### Entries shown
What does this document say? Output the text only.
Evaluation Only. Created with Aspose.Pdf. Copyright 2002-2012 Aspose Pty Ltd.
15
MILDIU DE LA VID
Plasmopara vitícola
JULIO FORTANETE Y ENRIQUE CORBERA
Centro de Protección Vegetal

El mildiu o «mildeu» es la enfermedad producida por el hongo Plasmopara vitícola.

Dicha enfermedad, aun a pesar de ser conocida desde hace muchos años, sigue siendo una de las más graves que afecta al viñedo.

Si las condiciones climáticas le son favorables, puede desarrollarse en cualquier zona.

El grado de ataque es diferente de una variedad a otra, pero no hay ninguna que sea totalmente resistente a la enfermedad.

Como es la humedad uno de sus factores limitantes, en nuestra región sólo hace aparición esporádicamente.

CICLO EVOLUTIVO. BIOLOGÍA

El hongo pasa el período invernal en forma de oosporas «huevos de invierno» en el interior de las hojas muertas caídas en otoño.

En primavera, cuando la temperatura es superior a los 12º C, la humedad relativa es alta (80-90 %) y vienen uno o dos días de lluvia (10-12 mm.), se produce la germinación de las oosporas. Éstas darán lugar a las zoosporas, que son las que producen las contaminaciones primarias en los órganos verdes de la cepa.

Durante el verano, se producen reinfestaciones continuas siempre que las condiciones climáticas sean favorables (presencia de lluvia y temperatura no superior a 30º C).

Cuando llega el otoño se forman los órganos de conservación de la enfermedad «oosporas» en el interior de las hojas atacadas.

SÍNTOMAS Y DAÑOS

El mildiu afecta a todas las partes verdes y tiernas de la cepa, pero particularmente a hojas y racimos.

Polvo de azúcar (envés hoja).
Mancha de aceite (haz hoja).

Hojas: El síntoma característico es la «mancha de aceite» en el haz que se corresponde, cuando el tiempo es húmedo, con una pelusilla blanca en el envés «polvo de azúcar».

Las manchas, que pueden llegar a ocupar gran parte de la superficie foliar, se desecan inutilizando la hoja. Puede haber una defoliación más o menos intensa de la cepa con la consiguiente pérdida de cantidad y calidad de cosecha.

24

--

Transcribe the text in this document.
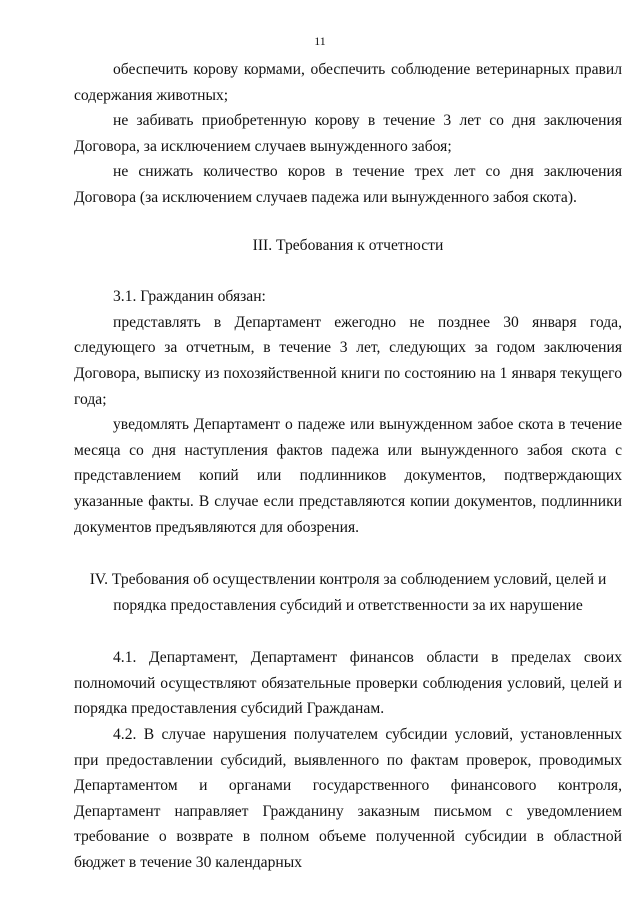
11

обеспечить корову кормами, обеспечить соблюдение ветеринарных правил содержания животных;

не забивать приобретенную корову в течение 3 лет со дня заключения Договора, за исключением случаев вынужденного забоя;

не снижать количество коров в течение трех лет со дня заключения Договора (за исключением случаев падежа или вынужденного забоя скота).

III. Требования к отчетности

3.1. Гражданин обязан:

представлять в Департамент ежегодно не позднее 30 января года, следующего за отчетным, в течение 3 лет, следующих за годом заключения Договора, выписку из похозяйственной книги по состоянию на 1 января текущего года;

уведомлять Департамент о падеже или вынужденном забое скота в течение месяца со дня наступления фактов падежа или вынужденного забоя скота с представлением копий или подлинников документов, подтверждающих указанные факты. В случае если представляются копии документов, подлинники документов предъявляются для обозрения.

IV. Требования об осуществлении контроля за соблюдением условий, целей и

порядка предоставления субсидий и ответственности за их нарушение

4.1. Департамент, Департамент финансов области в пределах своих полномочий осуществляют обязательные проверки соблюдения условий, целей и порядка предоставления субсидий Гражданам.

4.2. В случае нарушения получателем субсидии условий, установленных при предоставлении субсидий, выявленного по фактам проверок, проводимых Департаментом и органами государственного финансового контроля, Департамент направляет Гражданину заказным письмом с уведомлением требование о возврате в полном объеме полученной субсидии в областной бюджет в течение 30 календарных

### Directions for this task
Which lines of the material contain the string "Требования"? List each of them.

### Exercise response
III. Требования к отчетности
IV. Требования об осуществлении контроля за соблюдением условий, целей и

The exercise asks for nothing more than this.